-- begin DOCUMENT SEGMENT --
Bring out the riesling

It used to be said that a wine of a region pairs best only with its food, so the ease with which a Riesling, a cold-weather grape, marries with North Indian staples is a divine mystery, because no two cooking styles are as different from each other as German and ours.
Sourish Bhattacharyya
A wine-tasting dinner, someone said the other day, is the bourgeoisie's way of getting sloshed and not feeling bad about it. In Delhi, it has become a regular ritual, mostly avoidable, but not when you know that the man who is to guide you through the evening, took over the world's oldest continually running vineyard after the incumbent committed suicide. It is not a great feeling to be a suicide victim's successor, but Rowald Hepp, director of Schloss Vollrads, a German winery with a distinguished lineage, seemed too happy to let it affect his life.
-- end DOCUMENT SEGMENT --
*GIVEN TASK 1*
Format the listing as a Markdown table with the columns Row and Line, covering its first line through the line containing "x-tick-label: 13 Dec" and omitting blank lines.
-- begin RECORDS TO PROCESS --
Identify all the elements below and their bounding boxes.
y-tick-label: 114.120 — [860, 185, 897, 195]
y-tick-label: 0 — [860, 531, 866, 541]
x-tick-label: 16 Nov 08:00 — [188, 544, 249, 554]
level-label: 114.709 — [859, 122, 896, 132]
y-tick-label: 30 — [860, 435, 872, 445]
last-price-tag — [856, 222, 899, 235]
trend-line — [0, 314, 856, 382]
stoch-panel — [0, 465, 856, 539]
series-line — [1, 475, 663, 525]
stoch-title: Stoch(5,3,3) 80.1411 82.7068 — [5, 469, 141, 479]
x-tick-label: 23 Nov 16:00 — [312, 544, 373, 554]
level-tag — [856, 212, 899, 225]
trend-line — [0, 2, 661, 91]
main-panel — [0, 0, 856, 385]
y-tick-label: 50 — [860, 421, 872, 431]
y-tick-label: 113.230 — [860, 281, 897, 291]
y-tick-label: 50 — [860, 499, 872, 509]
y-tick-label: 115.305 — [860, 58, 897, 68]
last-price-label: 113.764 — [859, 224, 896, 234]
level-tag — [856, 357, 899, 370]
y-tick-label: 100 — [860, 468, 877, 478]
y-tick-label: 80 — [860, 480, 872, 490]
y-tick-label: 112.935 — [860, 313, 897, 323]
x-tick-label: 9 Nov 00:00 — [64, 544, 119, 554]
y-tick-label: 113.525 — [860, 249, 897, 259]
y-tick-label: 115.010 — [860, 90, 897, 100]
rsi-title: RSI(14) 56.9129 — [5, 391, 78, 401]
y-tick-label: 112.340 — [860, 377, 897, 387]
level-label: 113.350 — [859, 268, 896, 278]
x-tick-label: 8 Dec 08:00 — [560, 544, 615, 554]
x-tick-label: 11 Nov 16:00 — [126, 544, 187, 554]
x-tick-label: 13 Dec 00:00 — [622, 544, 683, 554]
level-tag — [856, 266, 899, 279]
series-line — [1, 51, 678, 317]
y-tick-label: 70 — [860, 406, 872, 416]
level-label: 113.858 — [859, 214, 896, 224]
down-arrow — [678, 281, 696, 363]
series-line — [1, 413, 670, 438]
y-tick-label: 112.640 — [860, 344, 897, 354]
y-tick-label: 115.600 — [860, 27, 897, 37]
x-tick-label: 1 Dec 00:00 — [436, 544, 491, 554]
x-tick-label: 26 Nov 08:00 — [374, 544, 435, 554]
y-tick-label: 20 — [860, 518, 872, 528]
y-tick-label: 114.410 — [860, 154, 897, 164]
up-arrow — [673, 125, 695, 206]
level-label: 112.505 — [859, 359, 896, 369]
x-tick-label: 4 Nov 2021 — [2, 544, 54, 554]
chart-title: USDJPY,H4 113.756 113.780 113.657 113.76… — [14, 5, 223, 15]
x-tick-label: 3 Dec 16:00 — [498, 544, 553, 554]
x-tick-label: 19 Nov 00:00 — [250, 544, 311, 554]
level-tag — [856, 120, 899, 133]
-- end RECORDS TO PROCESS --
*GIVEN TASK 2*
Resume the article on pairing Riesling with North Indian food, starting after its last sentence.

*OUTPUT 1*
| Row | Line |
|---|---|
| 1 | Identify all the elements below and their bounding boxes. |
| 2 | y-tick-label: 114.120 — [860, 185, 897, 195] |
| 3 | y-tick-label: 0 — [860, 531, 866, 541] |
| 4 | x-tick-label: 16 Nov 08:00 — [188, 544, 249, 554] |
| 5 | level-label: 114.709 — [859, 122, 896, 132] |
| 6 | y-tick-label: 30 — [860, 435, 872, 445] |
| 7 | last-price-tag — [856, 222, 899, 235] |
| 8 | trend-line — [0, 314, 856, 382] |
| 9 | stoch-panel — [0, 465, 856, 539] |
| 10 | series-line — [1, 475, 663, 525] |
| 11 | stoch-title: Stoch(5,3,3) 80.1411 82.7068 — [5, 469, 141, 479] |
| 12 | x-tick-label: 23 Nov 16:00 — [312, 544, 373, 554] |
| 13 | level-tag — [856, 212, 899, 225] |
| 14 | trend-line — [0, 2, 661, 91] |
| 15 | main-panel — [0, 0, 856, 385] |
| 16 | y-tick-label: 50 — [860, 421, 872, 431] |
| 17 | y-tick-label: 113.230 — [860, 281, 897, 291] |
| 18 | y-tick-label: 50 — [860, 499, 872, 509] |
| 19 | y-tick-label: 115.305 — [860, 58, 897, 68] |
| 20 | last-price-label: 113.764 — [859, 224, 896, 234] |
| 21 | level-tag — [856, 357, 899, 370] |
| 22 | y-tick-label: 100 — [860, 468, 877, 478] |
| 23 | y-tick-label: 80 — [860, 480, 872, 490] |
| 24 | y-tick-label: 112.935 — [860, 313, 897, 323] |
| 25 | x-tick-label: 9 Nov 00:00 — [64, 544, 119, 554] |
| 26 | y-tick-label: 113.525 — [860, 249, 897, 259] |
| 27 | y-tick-label: 115.010 — [860, 90, 897, 100] |
| 28 | rsi-title: RSI(14) 56.9129 — [5, 391, 78, 401] |
| 29 | y-tick-label: 112.340 — [860, 377, 897, 387] |
| 30 | level-label: 113.350 — [859, 268, 896, 278] |
| 31 | x-tick-label: 8 Dec 08:00 — [560, 544, 615, 554] |
| 32 | x-tick-label: 11 Nov 16:00 — [126, 544, 187, 554] |
| 33 | x-tick-label: 13 Dec 00:00 — [622, 544, 683, 554] |

*OUTPUT 2*
Hepp spent the evening talking about Rieslings, a subject that is dear to my heart. Conventional wine wisdom dictates that the Gewurtztraminer, a delicately sweet white wine from Alsace, France, pairs best with Indian food. I don't buy the theory and I was proved right by a bunch of winenovice journalists, who, after a pairing of some finger-licking-good food from Masala Art at Taj Palace with Gewurtztraminer, said it did not work. What most people don't realise is that North Indian dishes are not 'hot'-the delicate harmony of spices isn't the same as the chilli-hot pungency of a vindaloo, which most English wine critics confuse for standard Indian fare. Just chilled beer or a cheap sweet wine, like the Blue Nun of yore, can work with a Brick Lane vindaloo, but give me a Riesling with kebabs and curries.

It used to be said that a wine of a region pairs best only with its food, so the ease with which a Riesling, a cold-weather grape, marries with North Indian staples is indeed a divine mystery, because no two cooking styles are as different from each other as German and ours. When I had pointed this out Ernie Loosen, the man known as the ambassador of Riesling, he did not have anything to offer. He was on his first visit to India, so I couldn't realistically expect more. Nothing can work with a blazing pepper chicken from Kerala or an Andhra dish spiked with Guntur chillies, or Lucknow's spice-heavy Galauti Kebabs.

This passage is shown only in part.